# Gant Lake on Fire: 30 Mar 2016, 50 bass in 8 hrs!!!



## auguy7777 (Feb 23, 2009)

After getting a quick taste of Gant Lake for the first time last week, I was itching to go back. I had nothing on the schedule to take care of this past Wednesday, so I took some leave and headed up there to catch those beautiful bass. I landed exactly 50 on the nose in 8 hours of fishing and I spent a whole hour throwing a frog around the whole lake with no bites. I would say 95% of the bass came on a lizard and 100% of the bass came in less than 2 ft of water, a lot of them in less than a foot of water. They were way way shallow. It was an awesome day. Met another guy out there bassing by himself and he said he had boated 30 in 5 hours, so I guess it was a good day all the way around. My biggest was only 4.1 but it was way cool. I seen her up shallow and pitched my lizard behind her. I bumped it one time and she turned around and attacked. I set the hook, she came screaming to the left, launched out the water and threw the hook. I let 10 mins go by hoping she would reset and she did. I caught her this time by doing the same thing. It was way cool. All the bass were aggressive, pretty easy up there right now. Water temps were 68, some bass on beds, some in postspawn, some still to go. Great time to go bass fishing. Also, an angler at the ramp had a tub full of hand size blue gills, they sure looked good.


----------



## Splittine (Nov 24, 2007)

Hell yeah. That's a cool lake, I've been wanting to get up there and fish it.


----------



## Jason (Oct 2, 2007)
= = =
- GIVEN REQUEST 1:
Which usernames appear as post authors in the fishing thread? List them all.
The records below have no connection to the fishing thread.

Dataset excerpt
= = =
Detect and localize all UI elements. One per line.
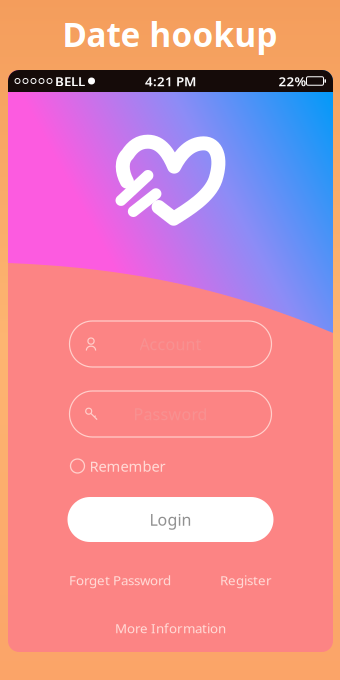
staticText: Account bbox=[140, 333, 202, 355]
staticText: Forget Password bbox=[69, 571, 171, 589]
staticText: Remember bbox=[90, 456, 166, 476]
staticText: 4:21 PM bbox=[145, 72, 196, 90]
staticText: BELL bbox=[55, 72, 85, 90]
staticText: Date hookup bbox=[62, 12, 278, 56]
staticText: More Information bbox=[115, 619, 226, 637]
button[interactable]: Forget Password bbox=[69, 573, 171, 587]
staticText: Password bbox=[134, 403, 208, 425]
button[interactable]: Login bbox=[68, 497, 274, 542]
button[interactable]: Register bbox=[220, 573, 272, 587]
staticText: 22% bbox=[278, 72, 306, 90]
button[interactable]: More Information bbox=[115, 621, 226, 635]
staticText: Register bbox=[220, 571, 272, 589]
staticText: Login bbox=[150, 509, 192, 530]
button[interactable]: Password bbox=[70, 391, 272, 437]
button[interactable]: Account bbox=[70, 321, 272, 367]
button[interactable]: Remember bbox=[70, 458, 270, 474]
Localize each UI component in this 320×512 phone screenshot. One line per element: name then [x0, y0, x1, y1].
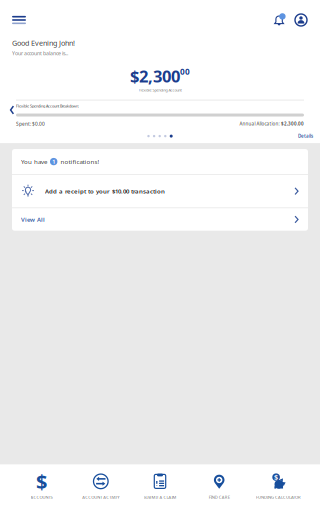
= = =
- GIVEN REQUEST 2:
In the records, change "Detect" to "Identify" from the start of the records through the line containing "staticText: Login bbox=[150, 509, 192, 530]", keeping everything else as it is. Give only those lines and leave out the pictures.

- COMPLETE RESPONSE 1:
auguy7777, Splittine, Jason

- COMPLETE RESPONSE 2:
Identify and localize all UI elements. One per line.
staticText: Account bbox=[140, 333, 202, 355]
staticText: Forget Password bbox=[69, 571, 171, 589]
staticText: Remember bbox=[90, 456, 166, 476]
staticText: 4:21 PM bbox=[145, 72, 196, 90]
staticText: BELL bbox=[55, 72, 85, 90]
staticText: Date hookup bbox=[62, 12, 278, 56]
staticText: More Information bbox=[115, 619, 226, 637]
button[interactable]: Forget Password bbox=[69, 573, 171, 587]
staticText: Password bbox=[134, 403, 208, 425]
button[interactable]: Login bbox=[68, 497, 274, 542]
button[interactable]: Register bbox=[220, 573, 272, 587]
staticText: 22% bbox=[278, 72, 306, 90]
button[interactable]: More Information bbox=[115, 621, 226, 635]
staticText: Register bbox=[220, 571, 272, 589]
staticText: Login bbox=[150, 509, 192, 530]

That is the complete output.